Short exercise:
Restate the material word for word and leave out anything that is a picture.

Supplied data:
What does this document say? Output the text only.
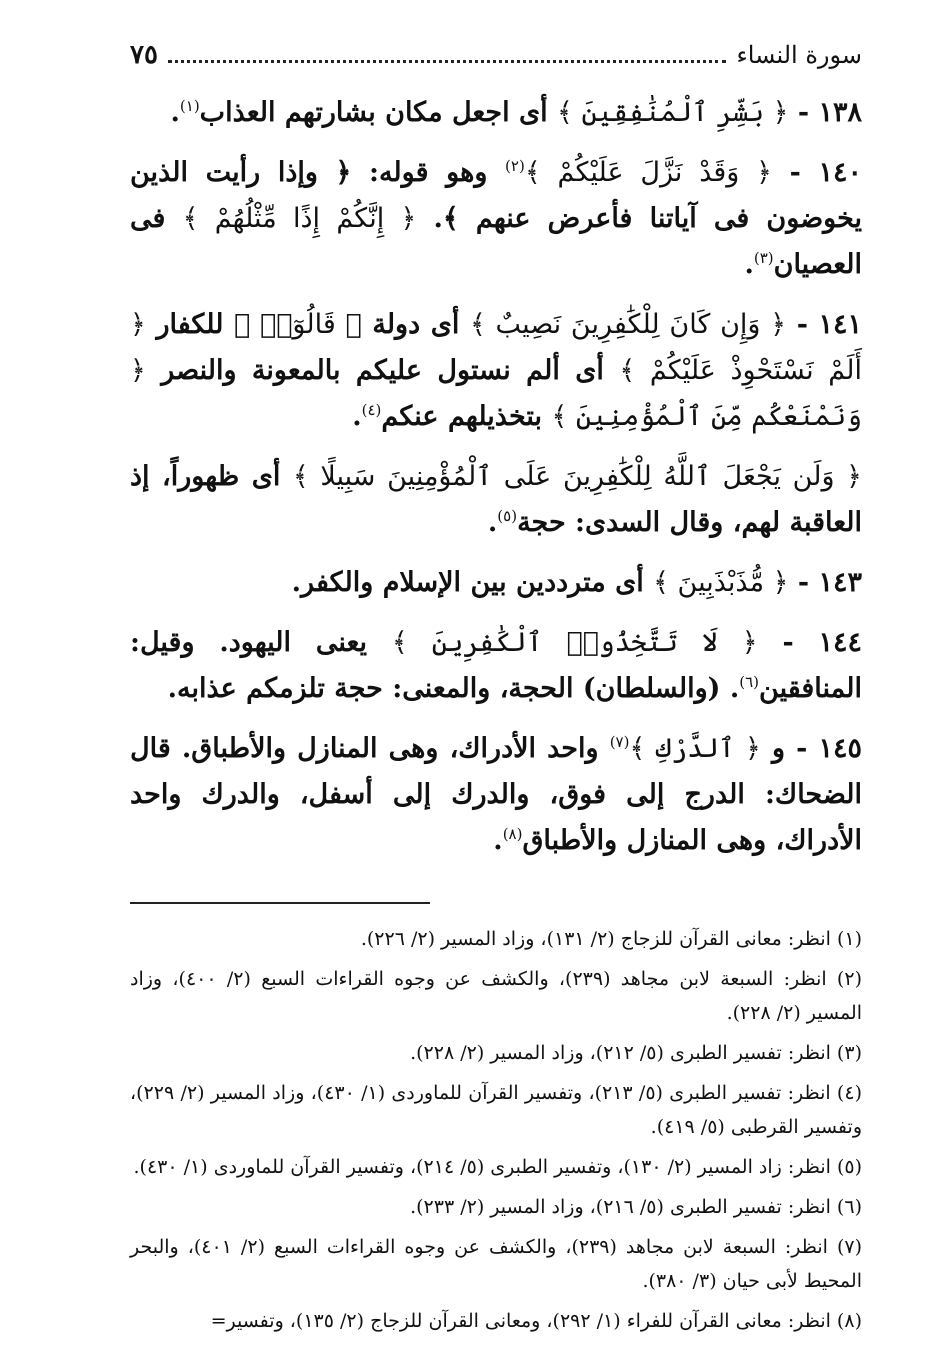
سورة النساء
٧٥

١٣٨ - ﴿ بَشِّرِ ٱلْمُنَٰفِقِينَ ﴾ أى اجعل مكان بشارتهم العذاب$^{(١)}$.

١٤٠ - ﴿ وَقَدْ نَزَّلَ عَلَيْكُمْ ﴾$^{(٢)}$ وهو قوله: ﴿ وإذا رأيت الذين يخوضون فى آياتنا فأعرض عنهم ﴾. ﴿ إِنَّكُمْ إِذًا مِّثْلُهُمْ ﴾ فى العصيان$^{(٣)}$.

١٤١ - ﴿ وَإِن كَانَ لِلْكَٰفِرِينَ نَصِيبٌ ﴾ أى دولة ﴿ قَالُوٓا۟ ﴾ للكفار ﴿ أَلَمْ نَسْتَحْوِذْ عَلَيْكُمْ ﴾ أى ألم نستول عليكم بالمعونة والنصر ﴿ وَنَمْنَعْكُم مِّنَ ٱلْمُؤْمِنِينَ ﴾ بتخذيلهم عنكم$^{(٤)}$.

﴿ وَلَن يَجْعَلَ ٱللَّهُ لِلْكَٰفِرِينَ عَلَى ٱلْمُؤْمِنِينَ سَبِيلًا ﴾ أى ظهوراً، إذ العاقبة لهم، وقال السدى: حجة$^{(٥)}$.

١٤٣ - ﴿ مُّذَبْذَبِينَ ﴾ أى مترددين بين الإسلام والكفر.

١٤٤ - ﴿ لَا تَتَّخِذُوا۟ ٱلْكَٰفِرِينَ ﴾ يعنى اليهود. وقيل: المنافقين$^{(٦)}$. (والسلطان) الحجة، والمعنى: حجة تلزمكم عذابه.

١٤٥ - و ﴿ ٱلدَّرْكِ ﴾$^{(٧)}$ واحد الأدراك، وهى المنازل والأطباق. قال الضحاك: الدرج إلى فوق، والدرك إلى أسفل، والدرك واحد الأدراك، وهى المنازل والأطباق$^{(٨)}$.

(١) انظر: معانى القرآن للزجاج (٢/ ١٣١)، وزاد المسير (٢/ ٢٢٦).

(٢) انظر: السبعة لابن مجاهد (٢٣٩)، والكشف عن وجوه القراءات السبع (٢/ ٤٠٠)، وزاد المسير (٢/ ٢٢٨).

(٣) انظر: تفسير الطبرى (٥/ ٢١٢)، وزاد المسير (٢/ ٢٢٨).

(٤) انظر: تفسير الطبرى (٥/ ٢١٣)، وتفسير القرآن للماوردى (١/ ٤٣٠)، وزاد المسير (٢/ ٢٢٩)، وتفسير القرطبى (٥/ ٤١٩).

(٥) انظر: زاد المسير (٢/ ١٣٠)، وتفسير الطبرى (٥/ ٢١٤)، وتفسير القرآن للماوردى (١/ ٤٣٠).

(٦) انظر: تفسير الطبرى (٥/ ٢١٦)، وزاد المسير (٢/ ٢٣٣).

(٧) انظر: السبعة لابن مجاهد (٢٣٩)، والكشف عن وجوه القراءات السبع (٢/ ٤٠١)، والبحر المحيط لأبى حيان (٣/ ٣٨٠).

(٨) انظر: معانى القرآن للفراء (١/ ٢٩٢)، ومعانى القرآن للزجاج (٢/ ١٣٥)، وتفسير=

Solution for this task:
What does this document say? Output the text only.
سورة النساء
٧٥

١٣٨ - ﴿ بَشِّرِ ٱلْمُنَٰفِقِينَ ﴾ أى اجعل مكان بشارتهم العذاب$^{(١)}$.

١٤٠ - ﴿ وَقَدْ نَزَّلَ عَلَيْكُمْ ﴾$^{(٢)}$ وهو قوله: ﴿ وإذا رأيت الذين يخوضون فى آياتنا فأعرض عنهم ﴾. ﴿ إِنَّكُمْ إِذًا مِّثْلُهُمْ ﴾ فى العصيان$^{(٣)}$.

١٤١ - ﴿ وَإِن كَانَ لِلْكَٰفِرِينَ نَصِيبٌ ﴾ أى دولة ﴿ قَالُوٓا۟ ﴾ للكفار ﴿ أَلَمْ نَسْتَحْوِذْ عَلَيْكُمْ ﴾ أى ألم نستول عليكم بالمعونة والنصر ﴿ وَنَمْنَعْكُم مِّنَ ٱلْمُؤْمِنِينَ ﴾ بتخذيلهم عنكم$^{(٤)}$.

﴿ وَلَن يَجْعَلَ ٱللَّهُ لِلْكَٰفِرِينَ عَلَى ٱلْمُؤْمِنِينَ سَبِيلًا ﴾ أى ظهوراً، إذ العاقبة لهم، وقال السدى: حجة$^{(٥)}$.

١٤٣ - ﴿ مُّذَبْذَبِينَ ﴾ أى مترددين بين الإسلام والكفر.

١٤٤ - ﴿ لَا تَتَّخِذُوا۟ ٱلْكَٰفِرِينَ ﴾ يعنى اليهود. وقيل: المنافقين$^{(٦)}$. (والسلطان) الحجة، والمعنى: حجة تلزمكم عذابه.

١٤٥ - و ﴿ ٱلدَّرْكِ ﴾$^{(٧)}$ واحد الأدراك، وهى المنازل والأطباق. قال الضحاك: الدرج إلى فوق، والدرك إلى أسفل، والدرك واحد الأدراك، وهى المنازل والأطباق$^{(٨)}$.

(١) انظر: معانى القرآن للزجاج (٢/ ١٣١)، وزاد المسير (٢/ ٢٢٦).

(٢) انظر: السبعة لابن مجاهد (٢٣٩)، والكشف عن وجوه القراءات السبع (٢/ ٤٠٠)، وزاد المسير (٢/ ٢٢٨).

(٣) انظر: تفسير الطبرى (٥/ ٢١٢)، وزاد المسير (٢/ ٢٢٨).

(٤) انظر: تفسير الطبرى (٥/ ٢١٣)، وتفسير القرآن للماوردى (١/ ٤٣٠)، وزاد المسير (٢/ ٢٢٩)، وتفسير القرطبى (٥/ ٤١٩).

(٥) انظر: زاد المسير (٢/ ١٣٠)، وتفسير الطبرى (٥/ ٢١٤)، وتفسير القرآن للماوردى (١/ ٤٣٠).

(٦) انظر: تفسير الطبرى (٥/ ٢١٦)، وزاد المسير (٢/ ٢٣٣).

(٧) انظر: السبعة لابن مجاهد (٢٣٩)، والكشف عن وجوه القراءات السبع (٢/ ٤٠١)، والبحر المحيط لأبى حيان (٣/ ٣٨٠).

(٨) انظر: معانى القرآن للفراء (١/ ٢٩٢)، ومعانى القرآن للزجاج (٢/ ١٣٥)، وتفسير=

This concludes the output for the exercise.